● Task objective
Copy each line that contains the string "JSON".

● Material supplied

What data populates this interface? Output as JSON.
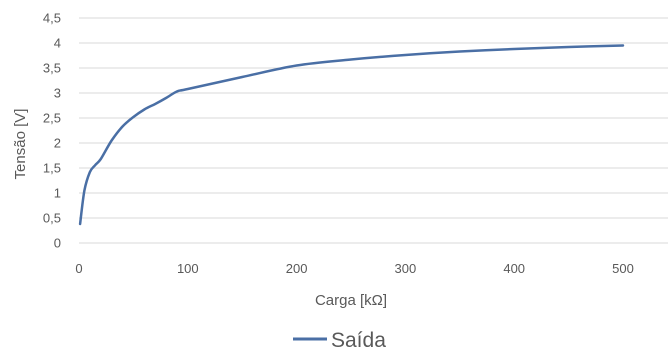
{
  "chart_data": {
    "type": "line",
    "xlabel": "Carga [kΩ]",
    "ylabel": "Tensão [V]",
    "xlim": [
      0,
      500
    ],
    "ylim": [
      0,
      4.5
    ],
    "x_ticks": [
      "0",
      "100",
      "200",
      "300",
      "400",
      "500"
    ],
    "y_ticks": [
      "0",
      "0,5",
      "1",
      "1,5",
      "2",
      "2,5",
      "3",
      "3,5",
      "4",
      "4,5"
    ],
    "grid": "horizontal",
    "legend_position": "bottom",
    "series": [
      {
        "name": "Saída",
        "color": "#4a6fa5",
        "x": [
          1,
          5,
          10,
          15,
          20,
          30,
          40,
          50,
          60,
          70,
          80,
          90,
          100,
          150,
          200,
          250,
          300,
          350,
          400,
          450,
          500
        ],
        "y": [
          0.38,
          1.05,
          1.42,
          1.56,
          1.68,
          2.05,
          2.33,
          2.52,
          2.67,
          2.78,
          2.9,
          3.03,
          3.08,
          3.32,
          3.55,
          3.67,
          3.76,
          3.83,
          3.88,
          3.92,
          3.95
        ]
      }
    ]
  }
}
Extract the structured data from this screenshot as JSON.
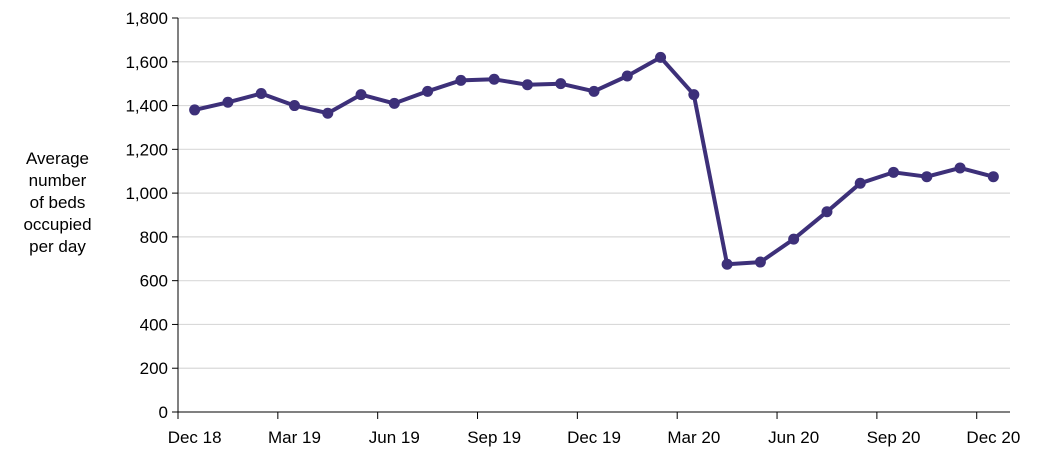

● Expected answer
What data populates this interface? Output as JSON.
Extract the structured data from this screenshot as JSON.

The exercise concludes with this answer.